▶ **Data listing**
■ ■ ■ ■ ■ ■ ■

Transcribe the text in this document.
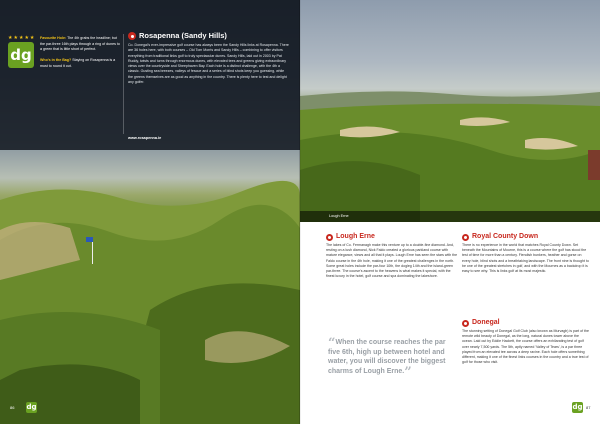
★★★★★
dg
Favourite Hole: The 4th grabs the headline; but the par-three 16th plays through a ring of dunes to a green that is little short of perfect.

Who's in the Bag? Staying on Rosapenna is a must to round it out.
Rosapenna (Sandy Hills)
Co. Donegal's ever-impressive golf course has always been the Sandy Hills links at Rosapenna. There are 36 holes here, with both courses – Old Tom Morris and Sandy Hills – combining to offer visitors everything from traditional links golf to truly spectacular dunes. Sandy Hills, laid out in 2003 by Pat Ruddy, twists and turns through enormous dunes, with elevated tees and greens giving extraordinary views over the countryside and Sheephaven Bay. Each hole is a distinct challenge, with the 4th a classic. Gusting sea breezes, valleys of fescue and a series of blind shots keep you guessing, while the greens themselves are as good as anything in the country. There is plenty here to test and delight any golfer.
www.rosapenna.ie
86 dg
Lough Erne
Lough Erne
The lakes of Co. Fermanagh make this venture up to a double-fine diamond. And, resting on a lush diamond, Nick Faldo created a glorious parkland course with mature elegance, views and all that it plays. Lough Erne has seen the stars with the Faldo course in the 4th hole, making it one of the greatest challenges in the north. Some great holes include the par-four 10th, the dogleg 14th and the island-green par-three. The course's ascent to the heavens is what makes it special, with the finest luxury in the hotel, golf course and spa dominating the lakeshore.
Royal County Down
There is no experience in the world that matches Royal County Down. Set beneath the Mountains of Mourne, this is a course where the golf has stood the test of time for more than a century. Fiendish bunkers, heather and gorse on every hole, blind shots and a breathtaking landscape. The front nine is thought to be one of the greatest stretches in golf, and with the Mournes as a backdrop it is easy to see why. This is links golf at its most majestic.
Donegal
The stunning setting of Donegal Golf Club (also known as Murvagh) is part of the remote wild beauty of Donegal, as the long, natural dunes tower above the ocean. Laid out by Eddie Hackett, the course offers an exhilarating test of golf over nearly 7,500 yards. The 5th, aptly named 'Valley of Tears', is a par three played from an elevated tee across a deep ravine. Each hole offers something different, making it one of the finest links courses in the country and a true test of golf for those who visit.
“When the course reaches the par five 6th, high up between hotel and water, you will discover the biggest charms of Lough Erne.”
dg 87
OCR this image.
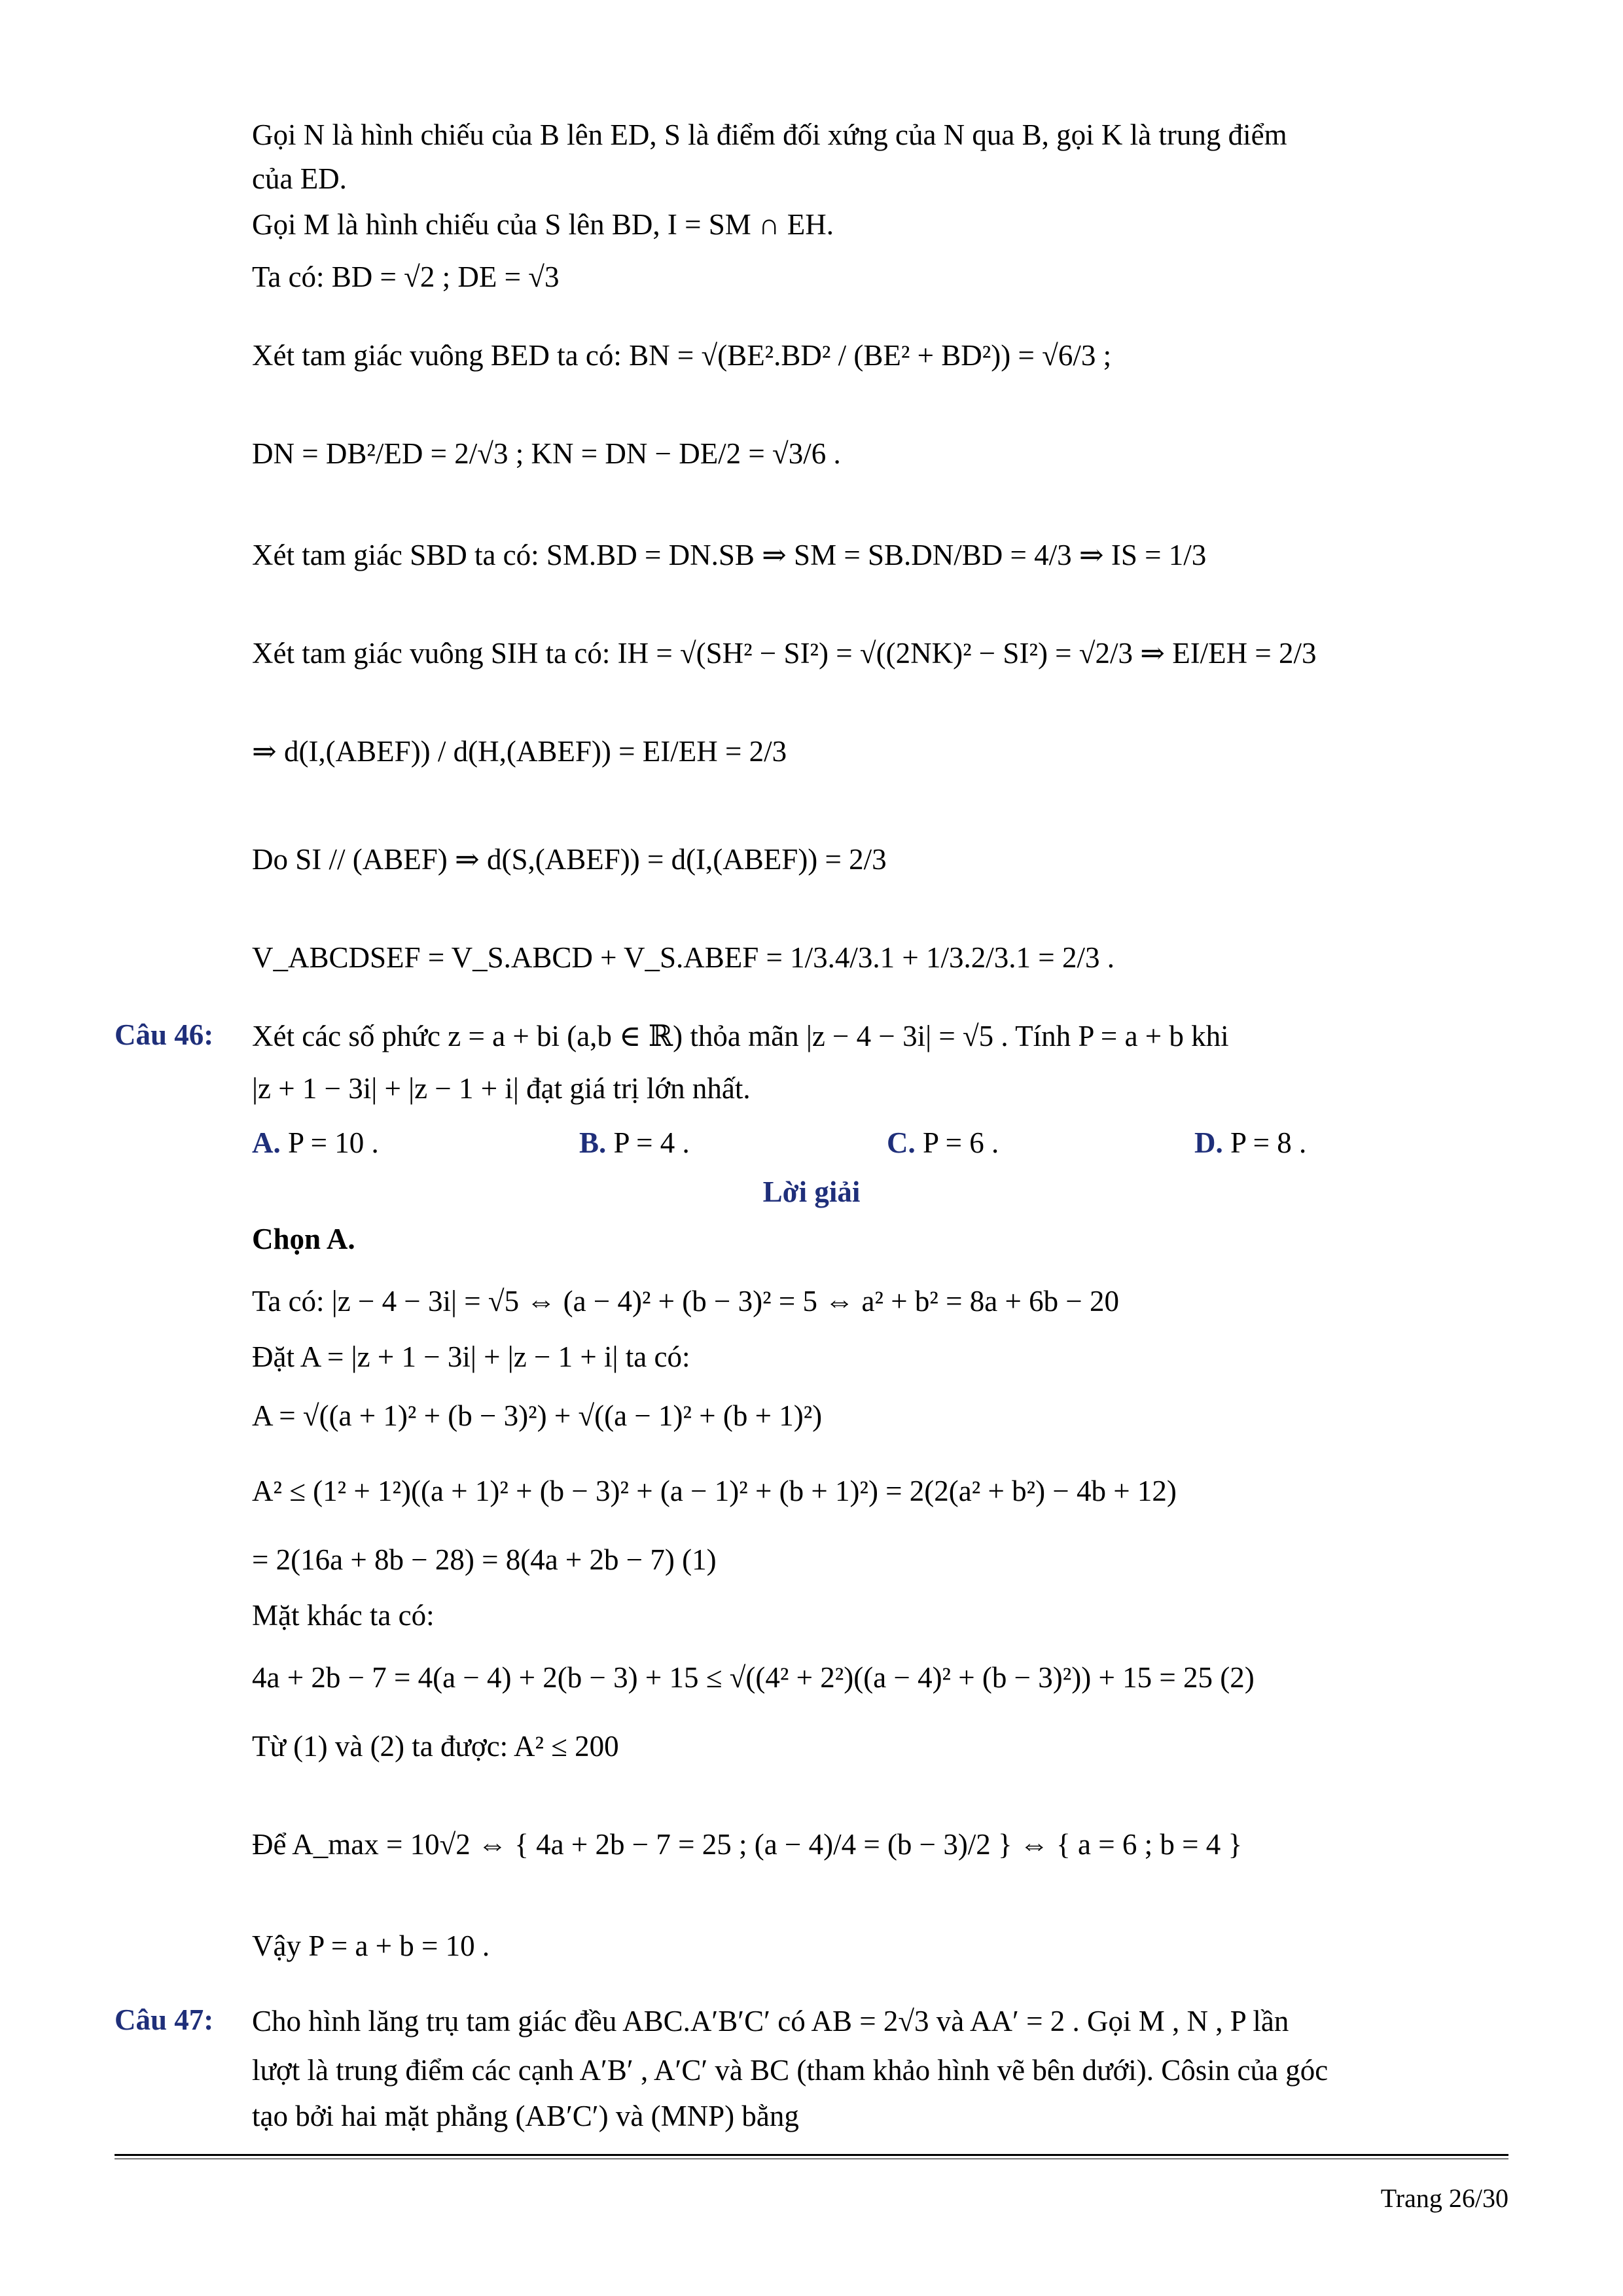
Gọi N là hình chiếu của B lên ED, S là điểm đối xứng của N qua B, gọi K là trung điểm
của ED.
Gọi M là hình chiếu của S lên BD, I = SM ∩ EH.
Ta có: BD = √2 ; DE = √3
Xét tam giác vuông BED ta có: BN = √(BE².BD² / (BE² + BD²)) = √6/3 ;
DN = DB²/ED = 2/√3 ; KN = DN − DE/2 = √3/6 .
Xét tam giác SBD ta có: SM.BD = DN.SB ⇒ SM = SB.DN/BD = 4/3 ⇒ IS = 1/3
Xét tam giác vuông SIH ta có: IH = √(SH² − SI²) = √((2NK)² − SI²) = √2/3 ⇒ EI/EH = 2/3
⇒ d(I,(ABEF)) / d(H,(ABEF)) = EI/EH = 2/3
Do SI // (ABEF) ⇒ d(S,(ABEF)) = d(I,(ABEF)) = 2/3
V_ABCDSEF = V_S.ABCD + V_S.ABEF = 1/3.4/3.1 + 1/3.2/3.1 = 2/3 .
Câu 46: Xét các số phức z = a + bi (a,b ∈ ℝ) thỏa mãn |z − 4 − 3i| = √5 . Tính P = a + b khi
|z + 1 − 3i| + |z − 1 + i| đạt giá trị lớn nhất.
A. P = 10 .	B. P = 4 .	C. P = 6 .	D. P = 8 .
Lời giải
Chọn A.
Ta có: |z − 4 − 3i| = √5 ⇔ (a − 4)² + (b − 3)² = 5 ⇔ a² + b² = 8a + 6b − 20
Đặt A = |z + 1 − 3i| + |z − 1 + i| ta có:
A = √((a + 1)² + (b − 3)²) + √((a − 1)² + (b + 1)²)
A² ≤ (1² + 1²)((a + 1)² + (b − 3)² + (a − 1)² + (b + 1)²) = 2(2(a² + b²) − 4b + 12)
= 2(16a + 8b − 28) = 8(4a + 2b − 7) (1)
Mặt khác ta có:
4a + 2b − 7 = 4(a − 4) + 2(b − 3) + 15 ≤ √((4² + 2²)((a − 4)² + (b − 3)²)) + 15 = 25 (2)
Từ (1) và (2) ta được: A² ≤ 200
Để A_max = 10√2 ⇔ { 4a + 2b − 7 = 25 ; (a − 4)/4 = (b − 3)/2 } ⇔ { a = 6 ; b = 4 }
Vậy P = a + b = 10 .
Câu 47: Cho hình lăng trụ tam giác đều ABC.A′B′C′ có AB = 2√3 và AA′ = 2 . Gọi M , N , P lần
lượt là trung điểm các cạnh A′B′ , A′C′ và BC (tham khảo hình vẽ bên dưới). Côsin của góc
tạo bởi hai mặt phẳng (AB′C′) và (MNP) bằng
Trang 26/30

■ ■ ■ ■ ■ ■ ■

▶ **To do**
Will you set down the records word for word while leaving out every picture?

▶ **Output for this task**
Transcribe the text in this document.
★★★★★
dg
Favourite Hole: The 4th grabs the headline; but the par-three 16th plays through a ring of dunes to a green that is little short of perfect.

Who's in the Bag? Staying on Rosapenna is a must to round it out.
Rosapenna (Sandy Hills)
Co. Donegal's ever-impressive golf course has always been the Sandy Hills links at Rosapenna. There are 36 holes here, with both courses – Old Tom Morris and Sandy Hills – combining to offer visitors everything from traditional links golf to truly spectacular dunes. Sandy Hills, laid out in 2003 by Pat Ruddy, twists and turns through enormous dunes, with elevated tees and greens giving extraordinary views over the countryside and Sheephaven Bay. Each hole is a distinct challenge, with the 4th a classic. Gusting sea breezes, valleys of fescue and a series of blind shots keep you guessing, while the greens themselves are as good as anything in the country. There is plenty here to test and delight any golfer.
www.rosapenna.ie
86 dg
Lough Erne
Lough Erne
The lakes of Co. Fermanagh make this venture up to a double-fine diamond. And, resting on a lush diamond, Nick Faldo created a glorious parkland course with mature elegance, views and all that it plays. Lough Erne has seen the stars with the Faldo course in the 4th hole, making it one of the greatest challenges in the north. Some great holes include the par-four 10th, the dogleg 14th and the island-green par-three. The course's ascent to the heavens is what makes it special, with the finest luxury in the hotel, golf course and spa dominating the lakeshore.
Royal County Down
There is no experience in the world that matches Royal County Down. Set beneath the Mountains of Mourne, this is a course where the golf has stood the test of time for more than a century. Fiendish bunkers, heather and gorse on every hole, blind shots and a breathtaking landscape. The front nine is thought to be one of the greatest stretches in golf, and with the Mournes as a backdrop it is easy to see why. This is links golf at its most majestic.
Donegal
The stunning setting of Donegal Golf Club (also known as Murvagh) is part of the remote wild beauty of Donegal, as the long, natural dunes tower above the ocean. Laid out by Eddie Hackett, the course offers an exhilarating test of golf over nearly 7,500 yards. The 5th, aptly named 'Valley of Tears', is a par three played from an elevated tee across a deep ravine. Each hole offers something different, making it one of the finest links courses in the country and a true test of golf for those who visit.
“When the course reaches the par five 6th, high up between hotel and water, you will discover the biggest charms of Lough Erne.”
dg 87
OCR this image.
Gọi N là hình chiếu của B lên ED, S là điểm đối xứng của N qua B, gọi K là trung điểm
của ED.
Gọi M là hình chiếu của S lên BD, I = SM ∩ EH.
Ta có: BD = √2 ; DE = √3
Xét tam giác vuông BED ta có: BN = √(BE².BD² / (BE² + BD²)) = √6/3 ;
DN = DB²/ED = 2/√3 ; KN = DN − DE/2 = √3/6 .
Xét tam giác SBD ta có: SM.BD = DN.SB ⇒ SM = SB.DN/BD = 4/3 ⇒ IS = 1/3
Xét tam giác vuông SIH ta có: IH = √(SH² − SI²) = √((2NK)² − SI²) = √2/3 ⇒ EI/EH = 2/3
⇒ d(I,(ABEF)) / d(H,(ABEF)) = EI/EH = 2/3
Do SI // (ABEF) ⇒ d(S,(ABEF)) = d(I,(ABEF)) = 2/3
V_ABCDSEF = V_S.ABCD + V_S.ABEF = 1/3.4/3.1 + 1/3.2/3.1 = 2/3 .
Câu 46: Xét các số phức z = a + bi (a,b ∈ ℝ) thỏa mãn |z − 4 − 3i| = √5 . Tính P = a + b khi
|z + 1 − 3i| + |z − 1 + i| đạt giá trị lớn nhất.
A. P = 10 .	B. P = 4 .	C. P = 6 .	D. P = 8 .
Lời giải
Chọn A.
Ta có: |z − 4 − 3i| = √5 ⇔ (a − 4)² + (b − 3)² = 5 ⇔ a² + b² = 8a + 6b − 20
Đặt A = |z + 1 − 3i| + |z − 1 + i| ta có:
A = √((a + 1)² + (b − 3)²) + √((a − 1)² + (b + 1)²)
A² ≤ (1² + 1²)((a + 1)² + (b − 3)² + (a − 1)² + (b + 1)²) = 2(2(a² + b²) − 4b + 12)
= 2(16a + 8b − 28) = 8(4a + 2b − 7) (1)
Mặt khác ta có:
4a + 2b − 7 = 4(a − 4) + 2(b − 3) + 15 ≤ √((4² + 2²)((a − 4)² + (b − 3)²)) + 15 = 25 (2)
Từ (1) và (2) ta được: A² ≤ 200
Để A_max = 10√2 ⇔ { 4a + 2b − 7 = 25 ; (a − 4)/4 = (b − 3)/2 } ⇔ { a = 6 ; b = 4 }
Vậy P = a + b = 10 .
Câu 47: Cho hình lăng trụ tam giác đều ABC.A′B′C′ có AB = 2√3 và AA′ = 2 . Gọi M , N , P lần
lượt là trung điểm các cạnh A′B′ , A′C′ và BC (tham khảo hình vẽ bên dưới). Côsin của góc
tạo bởi hai mặt phẳng (AB′C′) và (MNP) bằng
Trang 26/30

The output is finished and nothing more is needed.